[Records from a collection of figures]
%%
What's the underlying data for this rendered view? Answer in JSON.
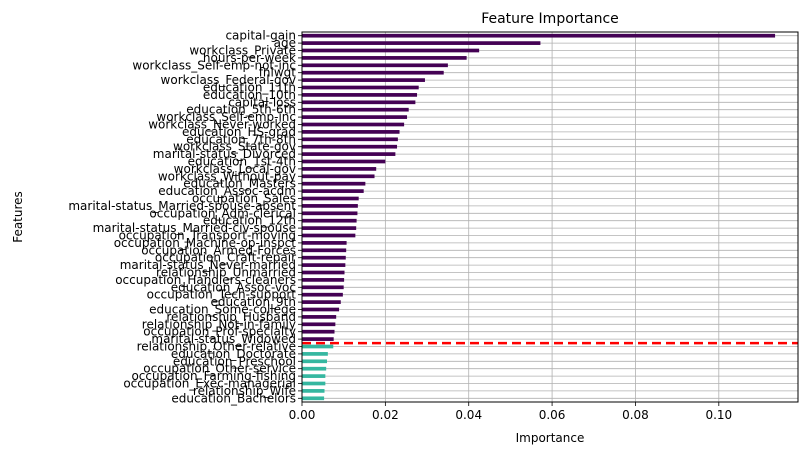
{
  "chart_data": {
    "type": "bar",
    "orientation": "horizontal",
    "title": "Feature Importance",
    "xlabel": "Importance",
    "ylabel": "Features",
    "xlim": [
      0,
      0.119
    ],
    "xticks": [
      "0.00",
      "0.02",
      "0.04",
      "0.06",
      "0.08",
      "0.10"
    ],
    "grid": true,
    "threshold_after_index": 41,
    "colors": {
      "upper_bar": "#440154",
      "lower_bar": "#35b7a0",
      "threshold_line": "#ff0000",
      "grid": "#b0b0b0"
    },
    "categories": [
      "capital-gain",
      "age",
      "workclass_Private",
      "hours-per-week",
      "workclass_Self-emp-not-inc",
      "fnlwgt",
      "workclass_Federal-gov",
      "education_11th",
      "education_10th",
      "capital-loss",
      "education_5th-6th",
      "workclass_Self-emp-inc",
      "workclass_Never-worked",
      "education_HS-grad",
      "education_7th-8th",
      "workclass_State-gov",
      "marital-status_Divorced",
      "education_1st-4th",
      "workclass_Local-gov",
      "workclass_Without-pay",
      "education_Masters",
      "education_Assoc-acdm",
      "occupation_Sales",
      "marital-status_Married-spouse-absent",
      "occupation_Adm-clerical",
      "education_12th",
      "marital-status_Married-civ-spouse",
      "occupation_Transport-moving",
      "occupation_Machine-op-inspct",
      "occupation_Armed-Forces",
      "occupation_Craft-repair",
      "marital-status_Never-married",
      "relationship_Unmarried",
      "occupation_Handlers-cleaners",
      "education_Assoc-voc",
      "occupation_Tech-support",
      "education_9th",
      "education_Some-college",
      "relationship_Husband",
      "relationship_Not-in-family",
      "occupation_Prof-specialty",
      "marital-status_Widowed",
      "relationship_Other-relative",
      "education_Doctorate",
      "education_Preschool",
      "occupation_Other-service",
      "occupation_Farming-fishing",
      "occupation_Exec-managerial",
      "relationship_Wife",
      "education_Bachelors"
    ],
    "values": [
      0.1135,
      0.0572,
      0.0425,
      0.0395,
      0.035,
      0.034,
      0.0295,
      0.028,
      0.0276,
      0.0272,
      0.0256,
      0.0252,
      0.0245,
      0.0234,
      0.023,
      0.0228,
      0.0224,
      0.02,
      0.0178,
      0.0174,
      0.0152,
      0.0148,
      0.0136,
      0.0134,
      0.0133,
      0.0131,
      0.013,
      0.0128,
      0.0107,
      0.0106,
      0.0105,
      0.0104,
      0.0102,
      0.0101,
      0.01,
      0.0098,
      0.0093,
      0.0089,
      0.0082,
      0.008,
      0.0078,
      0.0076,
      0.0075,
      0.0062,
      0.006,
      0.0058,
      0.0056,
      0.0056,
      0.0054,
      0.0053
    ]
  }
}
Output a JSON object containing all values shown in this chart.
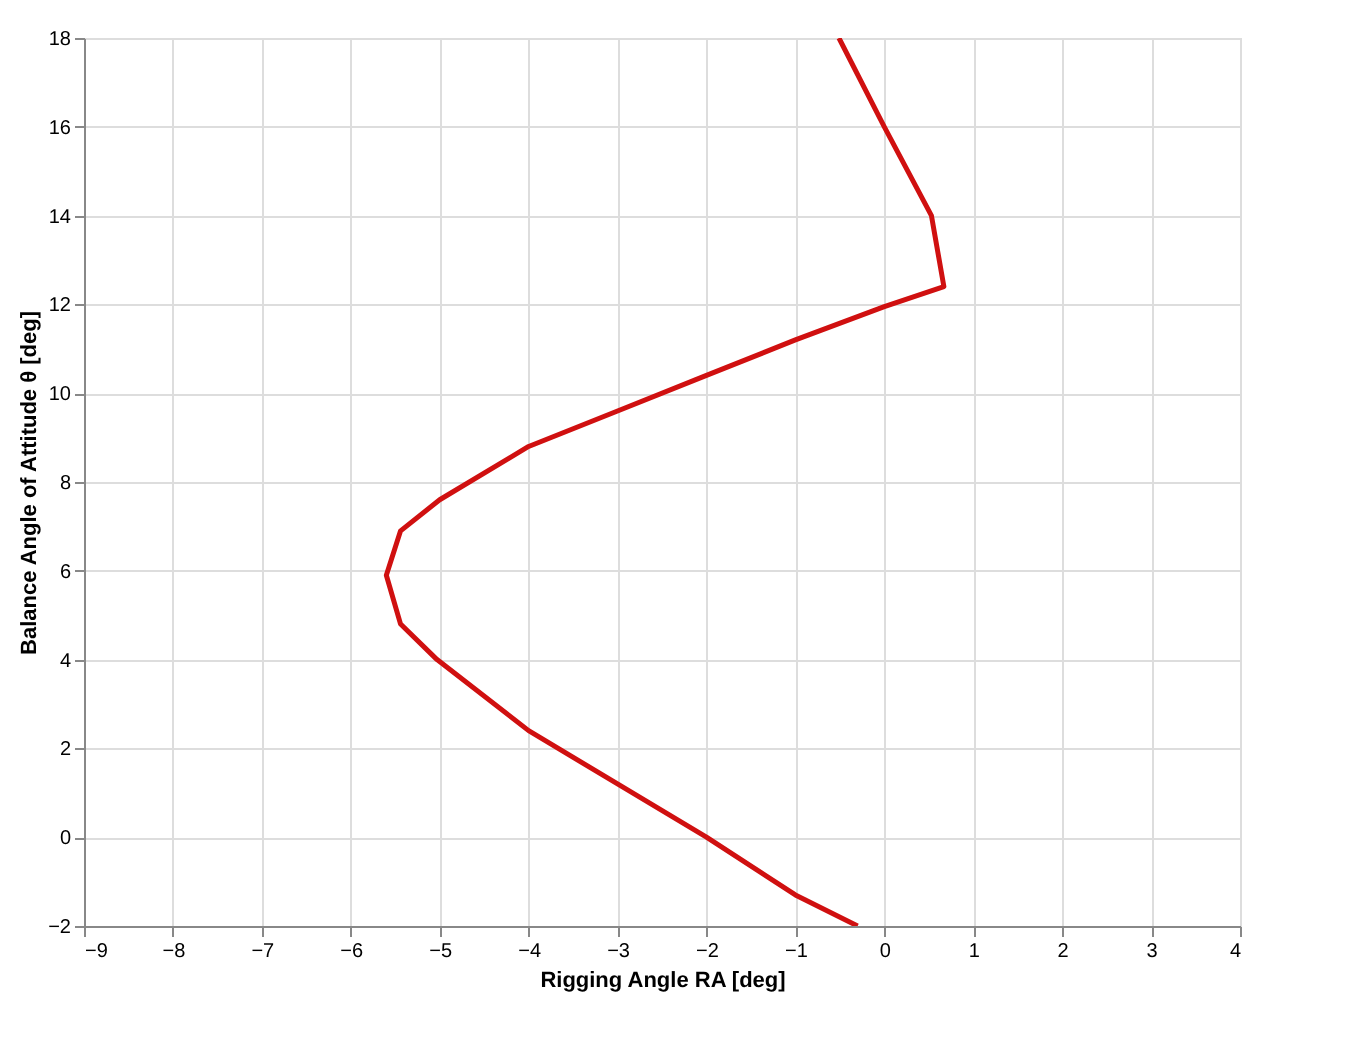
{
  "chart_data": {
    "type": "line",
    "xlabel": "Rigging Angle RA [deg]",
    "ylabel": "Balance Angle of Attitude θ [deg]",
    "xlim": [
      -9,
      4
    ],
    "xticks": [
      -9,
      -8,
      -7,
      -6,
      -5,
      -4,
      -3,
      -2,
      -1,
      0,
      1,
      2,
      3,
      4
    ],
    "ylim": [
      -2,
      18
    ],
    "yticks": [
      -2,
      0,
      2,
      4,
      6,
      8,
      10,
      12,
      14,
      16,
      18
    ],
    "grid": true,
    "marker": "none",
    "line_style": "solid",
    "series": [
      {
        "color": "#d01010",
        "x": [
          -0.3,
          -1,
          -2,
          -3,
          -4,
          -5.03,
          -5.44,
          -5.6,
          -5.44,
          -5,
          -4,
          -3,
          -2,
          -1,
          0,
          0.67,
          0.53,
          0,
          -0.51
        ],
        "values": [
          -2,
          -1.3,
          0,
          1.2,
          2.4,
          4,
          4.8,
          5.9,
          6.9,
          7.6,
          8.8,
          9.6,
          10.4,
          11.2,
          11.95,
          12.4,
          14,
          16,
          18
        ]
      }
    ]
  }
}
%%
EXERCISE GOAL — Working from the lines above, reproduce the material exactly and exclude its pictures.

WRITTEN SOLUTION —
What's the underlying data for this rendered view? Answer in JSON.
{
  "chart_data": {
    "type": "bar",
    "orientation": "horizontal",
    "title": "Feature Importance",
    "xlabel": "Importance",
    "ylabel": "Features",
    "xlim": [
      0,
      0.119
    ],
    "xticks": [
      "0.00",
      "0.02",
      "0.04",
      "0.06",
      "0.08",
      "0.10"
    ],
    "grid": true,
    "threshold_after_index": 41,
    "colors": {
      "upper_bar": "#440154",
      "lower_bar": "#35b7a0",
      "threshold_line": "#ff0000",
      "grid": "#b0b0b0"
    },
    "categories": [
      "capital-gain",
      "age",
      "workclass_Private",
      "hours-per-week",
      "workclass_Self-emp-not-inc",
      "fnlwgt",
      "workclass_Federal-gov",
      "education_11th",
      "education_10th",
      "capital-loss",
      "education_5th-6th",
      "workclass_Self-emp-inc",
      "workclass_Never-worked",
      "education_HS-grad",
      "education_7th-8th",
      "workclass_State-gov",
      "marital-status_Divorced",
      "education_1st-4th",
      "workclass_Local-gov",
      "workclass_Without-pay",
      "education_Masters",
      "education_Assoc-acdm",
      "occupation_Sales",
      "marital-status_Married-spouse-absent",
      "occupation_Adm-clerical",
      "education_12th",
      "marital-status_Married-civ-spouse",
      "occupation_Transport-moving",
      "occupation_Machine-op-inspct",
      "occupation_Armed-Forces",
      "occupation_Craft-repair",
      "marital-status_Never-married",
      "relationship_Unmarried",
      "occupation_Handlers-cleaners",
      "education_Assoc-voc",
      "occupation_Tech-support",
      "education_9th",
      "education_Some-college",
      "relationship_Husband",
      "relationship_Not-in-family",
      "occupation_Prof-specialty",
      "marital-status_Widowed",
      "relationship_Other-relative",
      "education_Doctorate",
      "education_Preschool",
      "occupation_Other-service",
      "occupation_Farming-fishing",
      "occupation_Exec-managerial",
      "relationship_Wife",
      "education_Bachelors"
    ],
    "values": [
      0.1135,
      0.0572,
      0.0425,
      0.0395,
      0.035,
      0.034,
      0.0295,
      0.028,
      0.0276,
      0.0272,
      0.0256,
      0.0252,
      0.0245,
      0.0234,
      0.023,
      0.0228,
      0.0224,
      0.02,
      0.0178,
      0.0174,
      0.0152,
      0.0148,
      0.0136,
      0.0134,
      0.0133,
      0.0131,
      0.013,
      0.0128,
      0.0107,
      0.0106,
      0.0105,
      0.0104,
      0.0102,
      0.0101,
      0.01,
      0.0098,
      0.0093,
      0.0089,
      0.0082,
      0.008,
      0.0078,
      0.0076,
      0.0075,
      0.0062,
      0.006,
      0.0058,
      0.0056,
      0.0056,
      0.0054,
      0.0053
    ]
  }
}
Output a JSON object containing all values shown in this chart.
{
  "chart_data": {
    "type": "line",
    "xlabel": "Rigging Angle RA [deg]",
    "ylabel": "Balance Angle of Attitude θ [deg]",
    "xlim": [
      -9,
      4
    ],
    "xticks": [
      -9,
      -8,
      -7,
      -6,
      -5,
      -4,
      -3,
      -2,
      -1,
      0,
      1,
      2,
      3,
      4
    ],
    "ylim": [
      -2,
      18
    ],
    "yticks": [
      -2,
      0,
      2,
      4,
      6,
      8,
      10,
      12,
      14,
      16,
      18
    ],
    "grid": true,
    "marker": "none",
    "line_style": "solid",
    "series": [
      {
        "color": "#d01010",
        "x": [
          -0.3,
          -1,
          -2,
          -3,
          -4,
          -5.03,
          -5.44,
          -5.6,
          -5.44,
          -5,
          -4,
          -3,
          -2,
          -1,
          0,
          0.67,
          0.53,
          0,
          -0.51
        ],
        "values": [
          -2,
          -1.3,
          0,
          1.2,
          2.4,
          4,
          4.8,
          5.9,
          6.9,
          7.6,
          8.8,
          9.6,
          10.4,
          11.2,
          11.95,
          12.4,
          14,
          16,
          18
        ]
      }
    ]
  }
}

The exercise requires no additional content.